===== Records for the exercise
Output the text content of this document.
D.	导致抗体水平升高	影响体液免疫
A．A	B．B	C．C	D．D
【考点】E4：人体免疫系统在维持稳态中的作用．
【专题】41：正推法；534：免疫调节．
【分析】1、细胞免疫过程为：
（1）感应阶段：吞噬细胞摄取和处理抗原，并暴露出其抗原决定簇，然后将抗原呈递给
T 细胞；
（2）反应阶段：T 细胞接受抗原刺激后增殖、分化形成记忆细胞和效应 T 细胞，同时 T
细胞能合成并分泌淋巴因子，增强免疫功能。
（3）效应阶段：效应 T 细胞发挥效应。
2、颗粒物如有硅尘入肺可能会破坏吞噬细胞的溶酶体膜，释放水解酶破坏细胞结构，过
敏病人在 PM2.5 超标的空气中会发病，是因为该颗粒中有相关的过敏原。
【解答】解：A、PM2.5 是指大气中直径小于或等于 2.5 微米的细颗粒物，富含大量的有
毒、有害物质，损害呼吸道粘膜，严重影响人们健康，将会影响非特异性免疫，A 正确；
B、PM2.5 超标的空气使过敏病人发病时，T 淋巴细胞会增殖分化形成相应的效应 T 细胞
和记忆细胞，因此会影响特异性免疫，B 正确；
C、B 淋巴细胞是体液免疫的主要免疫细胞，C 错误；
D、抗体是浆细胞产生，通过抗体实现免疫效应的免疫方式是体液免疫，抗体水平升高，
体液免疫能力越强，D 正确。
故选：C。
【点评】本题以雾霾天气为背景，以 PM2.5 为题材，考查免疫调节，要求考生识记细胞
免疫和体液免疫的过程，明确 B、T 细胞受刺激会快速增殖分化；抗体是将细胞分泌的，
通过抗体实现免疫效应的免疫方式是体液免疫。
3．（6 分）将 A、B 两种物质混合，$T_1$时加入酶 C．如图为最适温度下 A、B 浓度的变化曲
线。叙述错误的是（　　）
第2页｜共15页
==========
Given request =
Send back all of the entries exactly, with nothing missing.

Result of this exercise =
Output the text content of this document.
D.	导致抗体水平升高	影响体液免疫
A．A	B．B	C．C	D．D
【考点】E4：人体免疫系统在维持稳态中的作用．
【专题】41：正推法；534：免疫调节．
【分析】1、细胞免疫过程为：
（1）感应阶段：吞噬细胞摄取和处理抗原，并暴露出其抗原决定簇，然后将抗原呈递给
T 细胞；
（2）反应阶段：T 细胞接受抗原刺激后增殖、分化形成记忆细胞和效应 T 细胞，同时 T
细胞能合成并分泌淋巴因子，增强免疫功能。
（3）效应阶段：效应 T 细胞发挥效应。
2、颗粒物如有硅尘入肺可能会破坏吞噬细胞的溶酶体膜，释放水解酶破坏细胞结构，过
敏病人在 PM2.5 超标的空气中会发病，是因为该颗粒中有相关的过敏原。
【解答】解：A、PM2.5 是指大气中直径小于或等于 2.5 微米的细颗粒物，富含大量的有
毒、有害物质，损害呼吸道粘膜，严重影响人们健康，将会影响非特异性免疫，A 正确；
B、PM2.5 超标的空气使过敏病人发病时，T 淋巴细胞会增殖分化形成相应的效应 T 细胞
和记忆细胞，因此会影响特异性免疫，B 正确；
C、B 淋巴细胞是体液免疫的主要免疫细胞，C 错误；
D、抗体是浆细胞产生，通过抗体实现免疫效应的免疫方式是体液免疫，抗体水平升高，
体液免疫能力越强，D 正确。
故选：C。
【点评】本题以雾霾天气为背景，以 PM2.5 为题材，考查免疫调节，要求考生识记细胞
免疫和体液免疫的过程，明确 B、T 细胞受刺激会快速增殖分化；抗体是将细胞分泌的，
通过抗体实现免疫效应的免疫方式是体液免疫。
3．（6 分）将 A、B 两种物质混合，$T_1$时加入酶 C．如图为最适温度下 A、B 浓度的变化曲
线。叙述错误的是（　　）
第2页｜共15页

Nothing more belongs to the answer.